### Exercise details
Of the lines below, count those containing the word "kopírovať". Reply with the number alone.

•••

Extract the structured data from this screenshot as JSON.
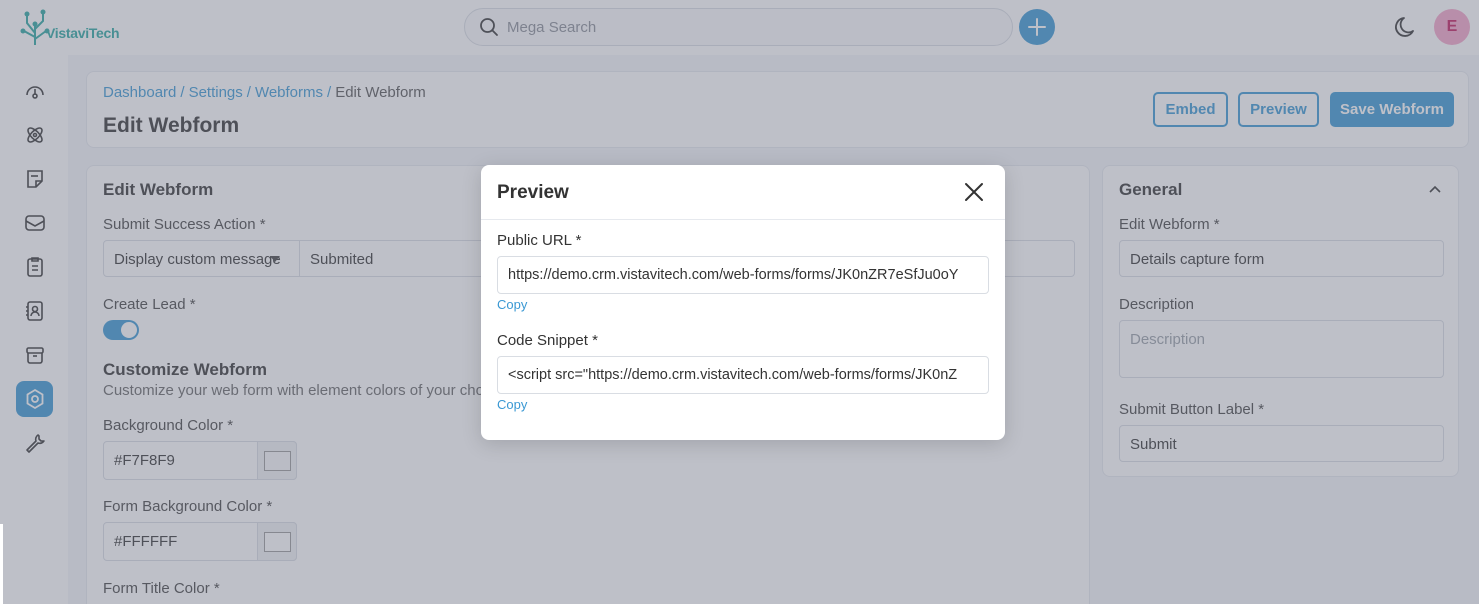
{
  "brand": {
    "name": "VistaviTech"
  },
  "search": {
    "placeholder": "Mega Search"
  },
  "user": {
    "avatar_initial": "E"
  },
  "sidebar": {
    "items": [
      {
        "icon": "gauge-icon"
      },
      {
        "icon": "atom-icon"
      },
      {
        "icon": "note-icon"
      },
      {
        "icon": "inbox-icon"
      },
      {
        "icon": "clipboard-icon"
      },
      {
        "icon": "contact-book-icon"
      },
      {
        "icon": "archive-icon"
      },
      {
        "icon": "settings-icon",
        "active": true
      },
      {
        "icon": "wrench-icon"
      }
    ]
  },
  "breadcrumb": {
    "items": [
      "Dashboard",
      "Settings",
      "Webforms"
    ],
    "current": "Edit Webform"
  },
  "page": {
    "title": "Edit Webform",
    "buttons": {
      "embed": "Embed",
      "preview": "Preview",
      "save": "Save Webform"
    }
  },
  "edit_form": {
    "title": "Edit Webform",
    "submit_success_label": "Submit Success Action *",
    "submit_success_value": "Display custom message",
    "submit_message_value": "Submited",
    "create_lead_label": "Create Lead *",
    "create_lead_enabled": true,
    "customize_title": "Customize Webform",
    "customize_subtitle": "Customize your web form with element colors of your choice",
    "bg_color_label": "Background Color *",
    "bg_color_value": "#F7F8F9",
    "form_bg_color_label": "Form Background Color *",
    "form_bg_color_value": "#FFFFFF",
    "form_title_color_label": "Form Title Color *"
  },
  "general": {
    "title": "General",
    "name_label": "Edit Webform *",
    "name_value": "Details capture form",
    "description_label": "Description",
    "description_placeholder": "Description",
    "submit_label_label": "Submit Button Label *",
    "submit_label_value": "Submit"
  },
  "modal": {
    "title": "Preview",
    "public_url_label": "Public URL *",
    "public_url_value": "https://demo.crm.vistavitech.com/web-forms/forms/JK0nZR7eSfJu0oY",
    "copy_label": "Copy",
    "code_snippet_label": "Code Snippet *",
    "code_snippet_value": "<script src=\"https://demo.crm.vistavitech.com/web-forms/forms/JK0nZ"
  },
  "colors": {
    "accent": "#3a98d3",
    "brand": "#2aa7a0",
    "avatar_bg": "#f5a5c8"
  }
}
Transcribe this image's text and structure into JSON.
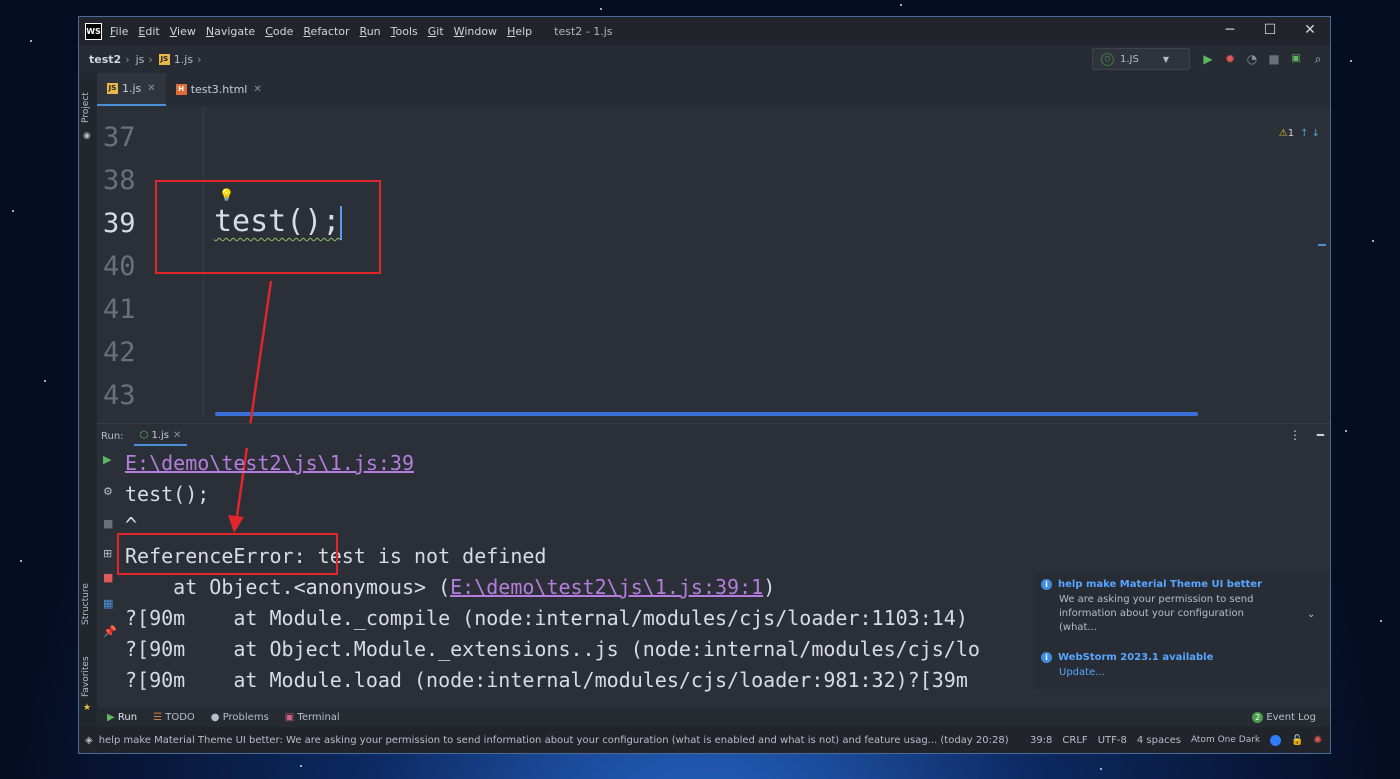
{
  "window": {
    "app_logo": "WS",
    "menu": [
      "File",
      "Edit",
      "View",
      "Navigate",
      "Code",
      "Refactor",
      "Run",
      "Tools",
      "Git",
      "Window",
      "Help"
    ],
    "title": "test2 - 1.js",
    "controls": {
      "minimize": "─",
      "maximize": "☐",
      "close": "✕"
    }
  },
  "breadcrumb": {
    "project": "test2",
    "folder": "js",
    "file": "1.js"
  },
  "run_config": {
    "label": "1.JS",
    "icons": [
      "run-icon",
      "debug-icon",
      "coverage-icon",
      "stop-icon",
      "terminal-icon",
      "search-icon"
    ]
  },
  "tabs": [
    {
      "label": "1.js",
      "icon": "JS",
      "active": true
    },
    {
      "label": "test3.html",
      "icon": "H",
      "active": false
    }
  ],
  "side_panels": {
    "project": "Project",
    "structure": "Structure",
    "favorites": "Favorites"
  },
  "editor": {
    "line_numbers": [
      "37",
      "38",
      "39",
      "40",
      "41",
      "42",
      "43"
    ],
    "current_line": "39",
    "code_line": "test();",
    "inspection": {
      "warnings": "1",
      "icon": "warning-icon"
    }
  },
  "run_panel": {
    "label": "Run:",
    "tab": "1.js",
    "output": {
      "path_link": "E:\\demo\\test2\\js\\1.js:39",
      "source": "test();",
      "caret": "^",
      "error_type": "ReferenceError:",
      "error_msg": " test is not defined",
      "trace1_prefix": "    at Object.<anonymous> (",
      "trace1_link": "E:\\demo\\test2\\js\\1.js:39:1",
      "trace1_suffix": ")",
      "trace2": "?[90m    at Module._compile (node:internal/modules/cjs/loader:1103:14)",
      "trace3": "?[90m    at Object.Module._extensions..js (node:internal/modules/cjs/lo",
      "trace4": "?[90m    at Module.load (node:internal/modules/cjs/loader:981:32)?[39m"
    }
  },
  "notifications": [
    {
      "title": "help make Material Theme UI better",
      "body": "We are asking your permission to send information about your configuration (what..."
    },
    {
      "title": "WebStorm 2023.1 available",
      "body": "Update..."
    }
  ],
  "bottom_tools": [
    "Run",
    "TODO",
    "Problems",
    "Terminal"
  ],
  "event_log": "Event Log",
  "event_log_badge": "2",
  "status": {
    "message": "help make Material Theme UI better: We are asking your permission to send information about your configuration (what is enabled and what is not) and feature usag... (today 20:28)",
    "position": "39:8",
    "line_sep": "CRLF",
    "encoding": "UTF-8",
    "indent": "4 spaces",
    "theme": "Atom One Dark"
  },
  "colors": {
    "accent": "#4a90d9",
    "error_box": "#e0262a",
    "link": "#b57edc",
    "notif_title": "#58a6ff"
  }
}
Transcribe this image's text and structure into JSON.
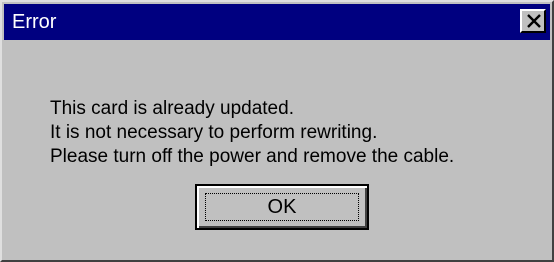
{
  "window": {
    "title": "Error",
    "close_icon": "close-x-icon"
  },
  "message": {
    "lines": [
      "This card is already updated.",
      "It is not necessary to perform rewriting.",
      "Please turn off the power and remove the cable."
    ]
  },
  "buttons": {
    "ok_label": "OK"
  },
  "colors": {
    "titlebar": "#000080",
    "dialog_face": "#c0c0c0"
  }
}
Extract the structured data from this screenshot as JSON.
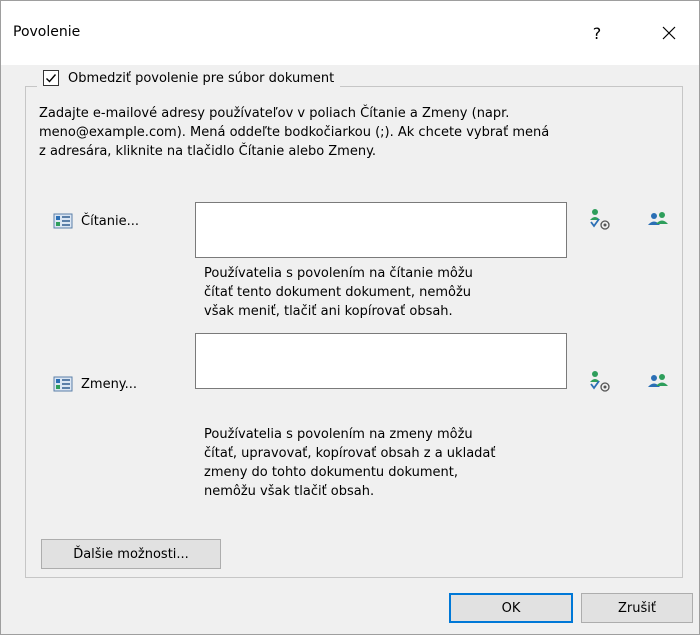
{
  "dialog": {
    "title": "Povolenie",
    "help_label": "?",
    "close_label": "Zavrieť"
  },
  "restrict": {
    "checked": true,
    "label": "Obmedziť povolenie pre súbor dokument"
  },
  "instructions": "Zadajte e-mailové adresy používateľov v poliach Čítanie a Zmeny (napr.\nmeno@example.com). Mená oddeľte bodkočiarkou (;). Ak chcete vybrať mená\nz adresára, kliknite na tlačidlo Čítanie alebo Zmeny.",
  "read": {
    "button_label": "Čítanie...",
    "value": "",
    "description": "Používatelia s povolením na čítanie môžu\nčítať tento dokument dokument, nemôžu\nvšak meniť, tlačiť ani kopírovať obsah."
  },
  "change": {
    "button_label": "Zmeny...",
    "value": "",
    "description": "Používatelia s povolením na zmeny môžu\nčítať, upravovať, kopírovať obsah z a ukladať\nzmeny do tohto dokumentu dokument,\nnemôžu však tlačiť obsah."
  },
  "buttons": {
    "more_options": "Ďalšie možnosti...",
    "ok": "OK",
    "cancel": "Zrušiť"
  },
  "icons": {
    "address_book": "address-book-icon",
    "check_names": "check-names-icon",
    "everyone": "add-everyone-icon"
  },
  "colors": {
    "accent": "#0078d7",
    "icon_green": "#2e9e5b",
    "icon_blue": "#2b6fb5"
  }
}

•••

### Task solution
2